[Data listing]
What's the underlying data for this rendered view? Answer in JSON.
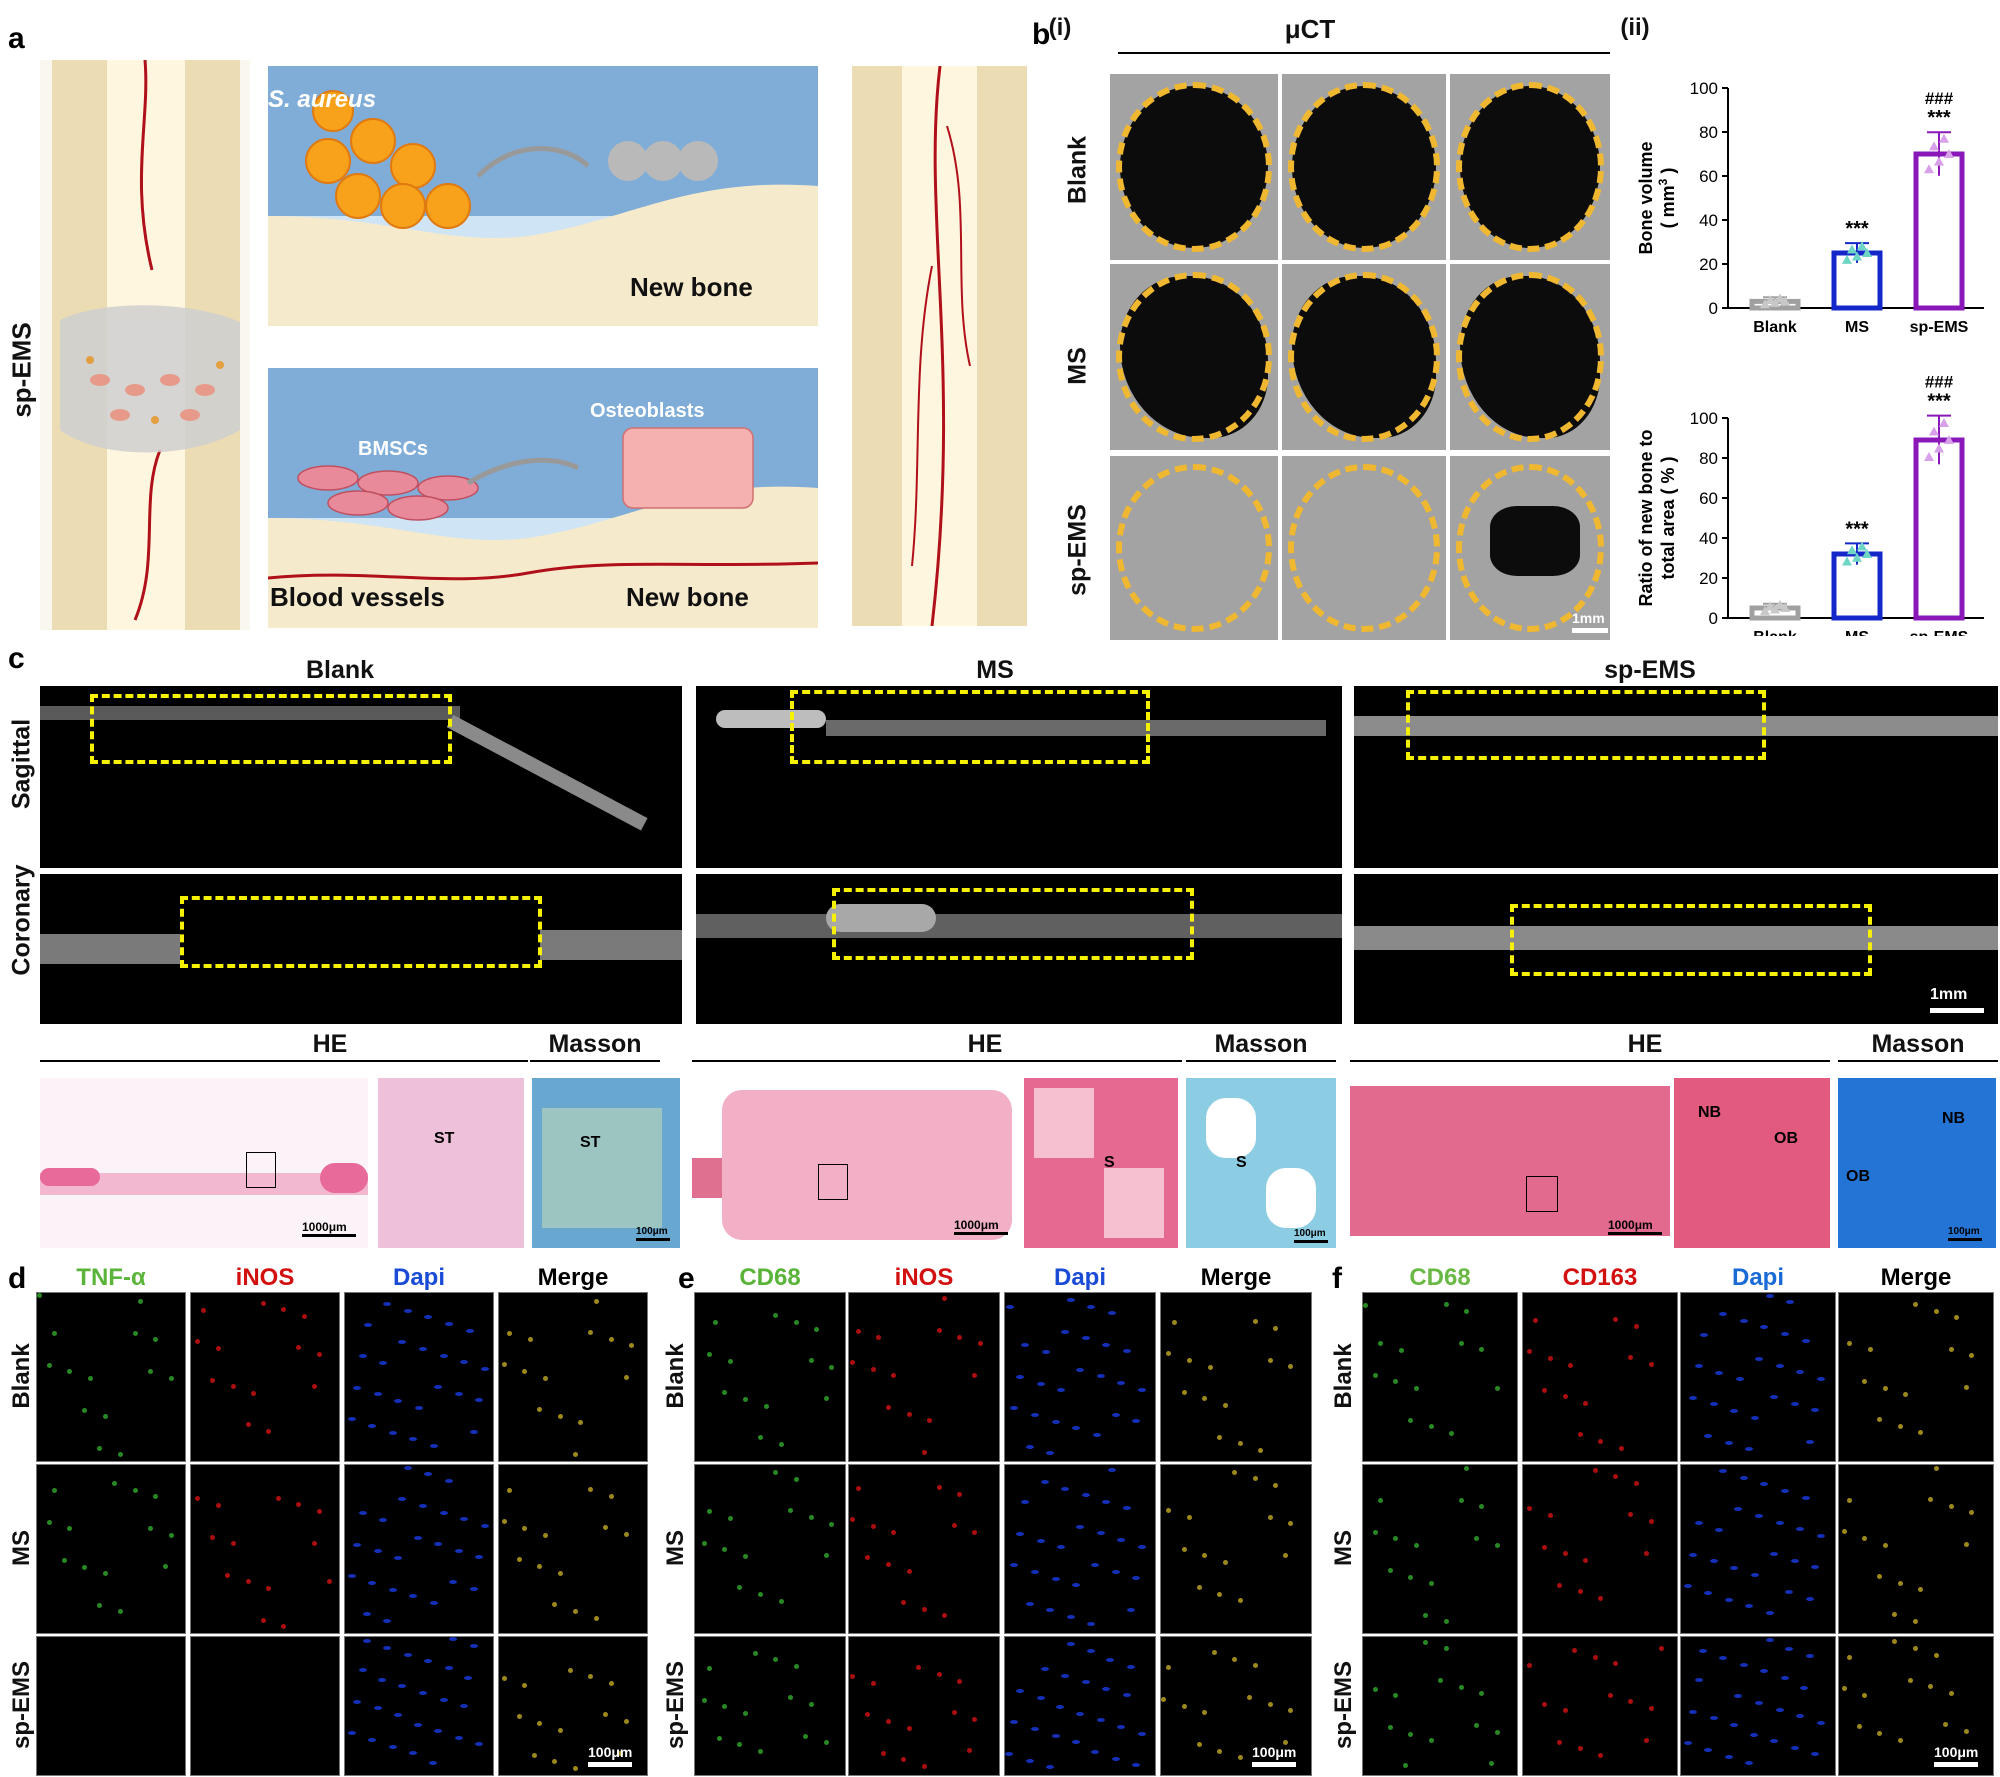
{
  "panel_labels": {
    "a": "a",
    "b": "b",
    "c": "c",
    "d": "d",
    "e": "e",
    "f": "f"
  },
  "panel_a": {
    "side_label": "sp-EMS",
    "s_aureus": "S. aureus",
    "new_bone_top": "New bone",
    "bmscs": "BMSCs",
    "osteoblasts": "Osteoblasts",
    "blood_vessels": "Blood vessels",
    "new_bone_bottom": "New bone"
  },
  "panel_b": {
    "sub_i": "(i)",
    "sub_ii": "(ii)",
    "uct_title": "μCT",
    "rows": [
      "Blank",
      "MS",
      "sp-EMS"
    ],
    "scale": "1mm"
  },
  "chart_data": [
    {
      "type": "bar",
      "categories": [
        "Blank",
        "MS",
        "sp-EMS"
      ],
      "values": [
        3,
        25,
        70
      ],
      "ylabel": "Bone volume ( mm³ )",
      "ylabel_line1": "Bone volume",
      "ylabel_line2": "( mm",
      "ylabel_sup": "3",
      "ylabel_end": " )",
      "ylim": [
        0,
        100
      ],
      "yticks": [
        "0",
        "20",
        "40",
        "60",
        "80",
        "100"
      ],
      "significance": [
        "",
        "***",
        "***"
      ],
      "significance_hash": [
        "",
        "",
        "###"
      ],
      "colors": [
        "#a0a0a0",
        "#1427c8",
        "#8a18b8"
      ],
      "point_colors": [
        "#c8c8c8",
        "#6fd6c6",
        "#d8a0e8"
      ]
    },
    {
      "type": "bar",
      "categories": [
        "Blank",
        "MS",
        "sp-EMS"
      ],
      "values": [
        5,
        32,
        89
      ],
      "ylabel": "Ratio of new bone to total area ( % )",
      "ylabel_line1": "Ratio of new bone to",
      "ylabel_line2": "total area ( % )",
      "ylim": [
        0,
        100
      ],
      "yticks": [
        "0",
        "20",
        "40",
        "60",
        "80",
        "100"
      ],
      "significance": [
        "",
        "***",
        "***"
      ],
      "significance_hash": [
        "",
        "",
        "###"
      ],
      "colors": [
        "#a0a0a0",
        "#1427c8",
        "#8a18b8"
      ],
      "point_colors": [
        "#c8c8c8",
        "#6fd6c6",
        "#d8a0e8"
      ]
    }
  ],
  "panel_c": {
    "groups": [
      "Blank",
      "MS",
      "sp-EMS"
    ],
    "rows": [
      "Sagittal",
      "Coronary"
    ],
    "scale": "1mm",
    "he": "HE",
    "masson": "Masson",
    "blank_labels": {
      "st1": "ST",
      "st2": "ST"
    },
    "ms_labels": {
      "s1": "S",
      "s2": "S"
    },
    "sp_labels": {
      "nb1": "NB",
      "ob1": "OB",
      "nb2": "NB",
      "ob2": "OB"
    },
    "scale_1000": "1000μm",
    "scale_100": "100μm"
  },
  "panel_d": {
    "stains": [
      "TNF-α",
      "iNOS",
      "Dapi",
      "Merge"
    ],
    "rows": [
      "Blank",
      "MS",
      "sp-EMS"
    ],
    "scale": "100μm"
  },
  "panel_e": {
    "stains": [
      "CD68",
      "iNOS",
      "Dapi",
      "Merge"
    ],
    "rows": [
      "Blank",
      "MS",
      "sp-EMS"
    ],
    "scale": "100μm"
  },
  "panel_f": {
    "stains": [
      "CD68",
      "CD163",
      "Dapi",
      "Merge"
    ],
    "rows": [
      "Blank",
      "MS",
      "sp-EMS"
    ],
    "scale": "100μm"
  },
  "colors": {
    "green": "#36b030",
    "red": "#d21010",
    "blue": "#1a4bd6",
    "yellow": "#f5f100",
    "orange_dash": "#f0b830"
  }
}
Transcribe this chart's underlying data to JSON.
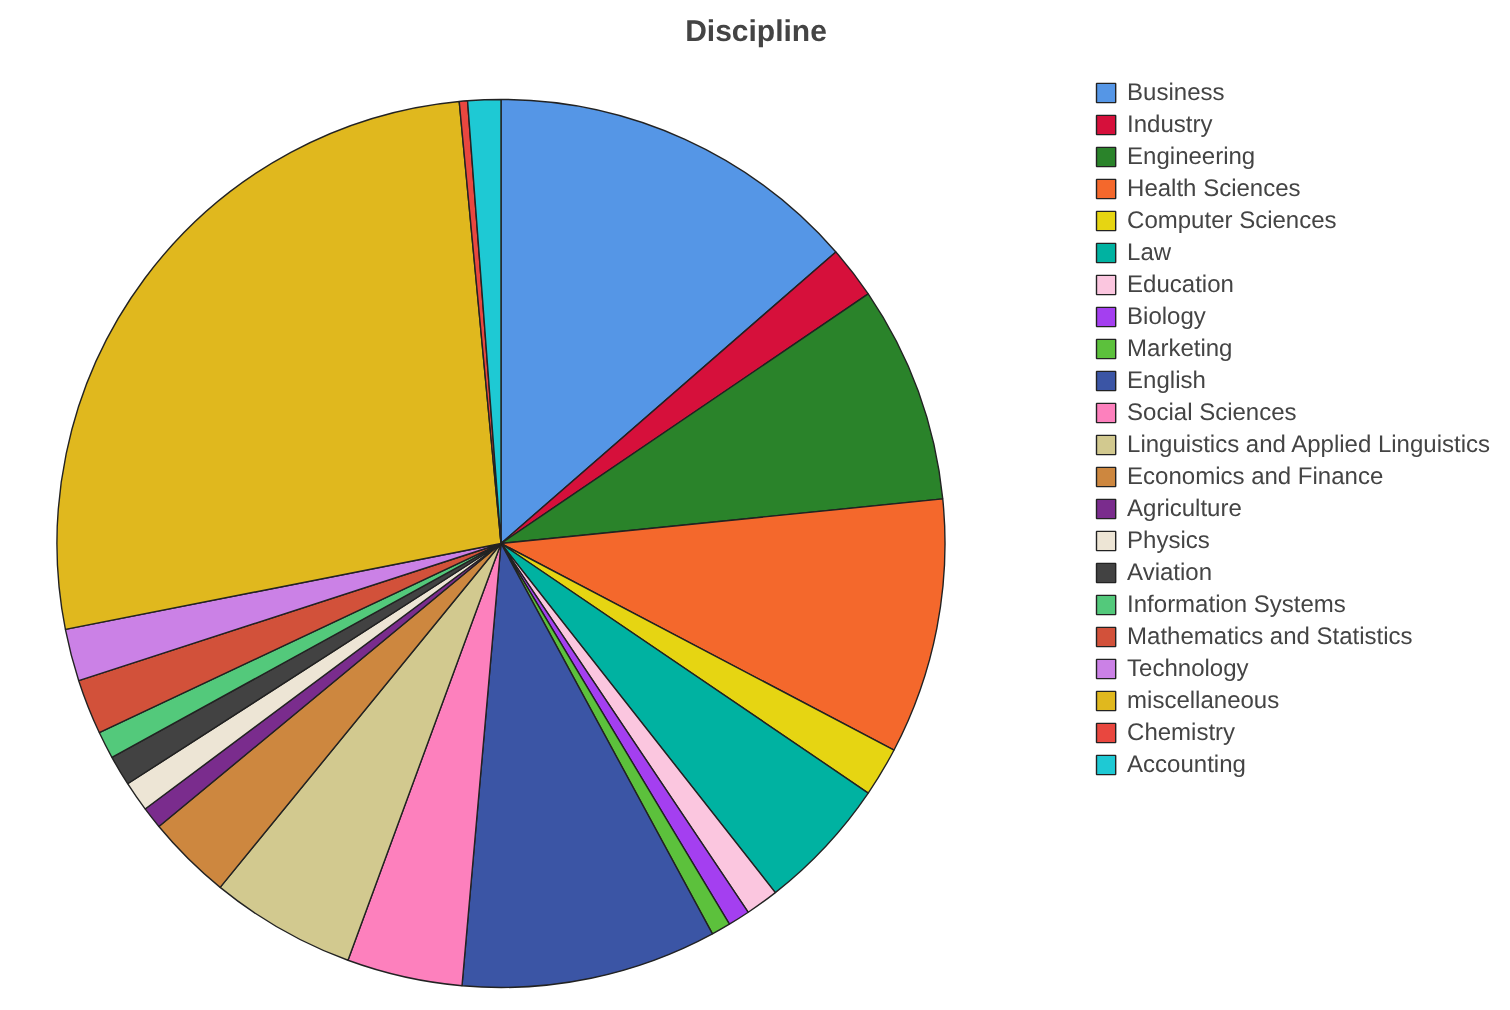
{
  "chart_data": {
    "type": "pie",
    "title": "Discipline",
    "legend": "right",
    "categories": [
      "Business",
      "Industry",
      "Engineering",
      "Health Sciences",
      "Computer Sciences",
      "Law",
      "Education",
      "Biology",
      "Marketing",
      "English",
      "Social Sciences",
      "Linguistics and Applied Linguistics",
      "Economics and Finance",
      "Agriculture",
      "Physics",
      "Aviation",
      "Information Systems",
      "Mathematics and Statistics",
      "Technology",
      "miscellaneous",
      "Chemistry",
      "Accounting"
    ],
    "values": [
      13.6,
      1.9,
      7.9,
      9.3,
      1.8,
      4.9,
      1.2,
      0.8,
      0.7,
      9.3,
      4.2,
      5.3,
      3.1,
      0.8,
      1.1,
      1.1,
      1.0,
      2.0,
      1.9,
      26.6,
      0.3,
      1.2
    ],
    "colors": [
      "#5596e6",
      "#d6103b",
      "#2a832a",
      "#f4682c",
      "#e6d512",
      "#00b2a1",
      "#fbc6df",
      "#a43ff0",
      "#5cc13c",
      "#3b55a5",
      "#fd80bd",
      "#d2c98f",
      "#cd873f",
      "#7a2c8d",
      "#ede5d5",
      "#424242",
      "#53c97b",
      "#d2513a",
      "#cb81e6",
      "#e0b81e",
      "#e9473f",
      "#1ec9d4"
    ]
  }
}
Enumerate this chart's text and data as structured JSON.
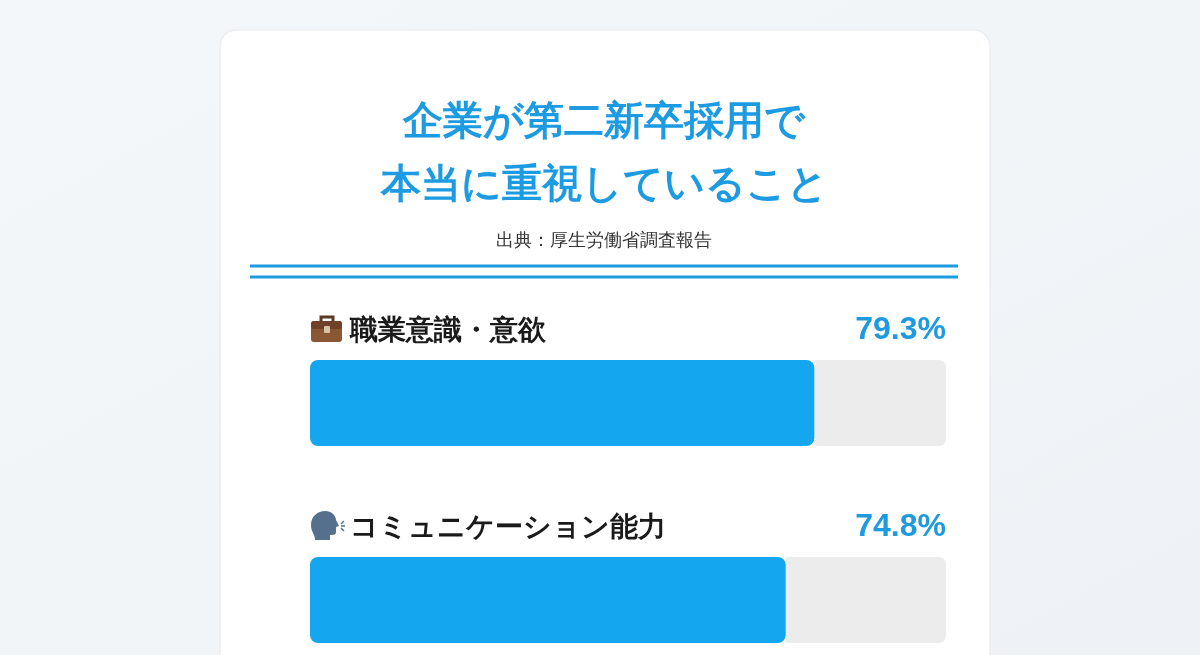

**Work required**: Omit the pictures and output all of the other material exactly.

**The completed task**:
What's the underlying data for this rendered view? Answer in JSON.
{
  "panel_labels": {
    "a": "a",
    "b": "b",
    "c": "c",
    "d": "d",
    "e": "e",
    "f": "f"
  },
  "panel_a": {
    "side_label": "sp-EMS",
    "s_aureus": "S. aureus",
    "new_bone_top": "New bone",
    "bmscs": "BMSCs",
    "osteoblasts": "Osteoblasts",
    "blood_vessels": "Blood vessels",
    "new_bone_bottom": "New bone"
  },
  "panel_b": {
    "sub_i": "(i)",
    "sub_ii": "(ii)",
    "uct_title": "μCT",
    "rows": [
      "Blank",
      "MS",
      "sp-EMS"
    ],
    "scale": "1mm"
  },
  "chart_data": [
    {
      "type": "bar",
      "categories": [
        "Blank",
        "MS",
        "sp-EMS"
      ],
      "values": [
        3,
        25,
        70
      ],
      "ylabel": "Bone volume ( mm³ )",
      "ylabel_line1": "Bone volume",
      "ylabel_line2": "( mm",
      "ylabel_sup": "3",
      "ylabel_end": " )",
      "ylim": [
        0,
        100
      ],
      "yticks": [
        "0",
        "20",
        "40",
        "60",
        "80",
        "100"
      ],
      "significance": [
        "",
        "***",
        "***"
      ],
      "significance_hash": [
        "",
        "",
        "###"
      ],
      "colors": [
        "#a0a0a0",
        "#1427c8",
        "#8a18b8"
      ],
      "point_colors": [
        "#c8c8c8",
        "#6fd6c6",
        "#d8a0e8"
      ]
    },
    {
      "type": "bar",
      "categories": [
        "Blank",
        "MS",
        "sp-EMS"
      ],
      "values": [
        5,
        32,
        89
      ],
      "ylabel": "Ratio of new bone to total area ( % )",
      "ylabel_line1": "Ratio of new bone to",
      "ylabel_line2": "total area ( % )",
      "ylim": [
        0,
        100
      ],
      "yticks": [
        "0",
        "20",
        "40",
        "60",
        "80",
        "100"
      ],
      "significance": [
        "",
        "***",
        "***"
      ],
      "significance_hash": [
        "",
        "",
        "###"
      ],
      "colors": [
        "#a0a0a0",
        "#1427c8",
        "#8a18b8"
      ],
      "point_colors": [
        "#c8c8c8",
        "#6fd6c6",
        "#d8a0e8"
      ]
    }
  ],
  "panel_c": {
    "groups": [
      "Blank",
      "MS",
      "sp-EMS"
    ],
    "rows": [
      "Sagittal",
      "Coronary"
    ],
    "scale": "1mm",
    "he": "HE",
    "masson": "Masson",
    "blank_labels": {
      "st1": "ST",
      "st2": "ST"
    },
    "ms_labels": {
      "s1": "S",
      "s2": "S"
    },
    "sp_labels": {
      "nb1": "NB",
      "ob1": "OB",
      "nb2": "NB",
      "ob2": "OB"
    },
    "scale_1000": "1000μm",
    "scale_100": "100μm"
  },
  "panel_d": {
    "stains": [
      "TNF-α",
      "iNOS",
      "Dapi",
      "Merge"
    ],
    "rows": [
      "Blank",
      "MS",
      "sp-EMS"
    ],
    "scale": "100μm"
  },
  "panel_e": {
    "stains": [
      "CD68",
      "iNOS",
      "Dapi",
      "Merge"
    ],
    "rows": [
      "Blank",
      "MS",
      "sp-EMS"
    ],
    "scale": "100μm"
  },
  "panel_f": {
    "stains": [
      "CD68",
      "CD163",
      "Dapi",
      "Merge"
    ],
    "rows": [
      "Blank",
      "MS",
      "sp-EMS"
    ],
    "scale": "100μm"
  },
  "colors": {
    "green": "#36b030",
    "red": "#d21010",
    "blue": "#1a4bd6",
    "yellow": "#f5f100",
    "orange_dash": "#f0b830"
  }
}
Transcribe this chart's underlying data to JSON.
{
  "chart_data": {
    "type": "pie",
    "title": "Discipline",
    "legend": "right",
    "categories": [
      "Business",
      "Industry",
      "Engineering",
      "Health Sciences",
      "Computer Sciences",
      "Law",
      "Education",
      "Biology",
      "Marketing",
      "English",
      "Social Sciences",
      "Linguistics and Applied Linguistics",
      "Economics and Finance",
      "Agriculture",
      "Physics",
      "Aviation",
      "Information Systems",
      "Mathematics and Statistics",
      "Technology",
      "miscellaneous",
      "Chemistry",
      "Accounting"
    ],
    "values": [
      13.6,
      1.9,
      7.9,
      9.3,
      1.8,
      4.9,
      1.2,
      0.8,
      0.7,
      9.3,
      4.2,
      5.3,
      3.1,
      0.8,
      1.1,
      1.1,
      1.0,
      2.0,
      1.9,
      26.6,
      0.3,
      1.2
    ],
    "colors": [
      "#5596e6",
      "#d6103b",
      "#2a832a",
      "#f4682c",
      "#e6d512",
      "#00b2a1",
      "#fbc6df",
      "#a43ff0",
      "#5cc13c",
      "#3b55a5",
      "#fd80bd",
      "#d2c98f",
      "#cd873f",
      "#7a2c8d",
      "#ede5d5",
      "#424242",
      "#53c97b",
      "#d2513a",
      "#cb81e6",
      "#e0b81e",
      "#e9473f",
      "#1ec9d4"
    ]
  }
}
Enumerate this chart's text and data as structured JSON.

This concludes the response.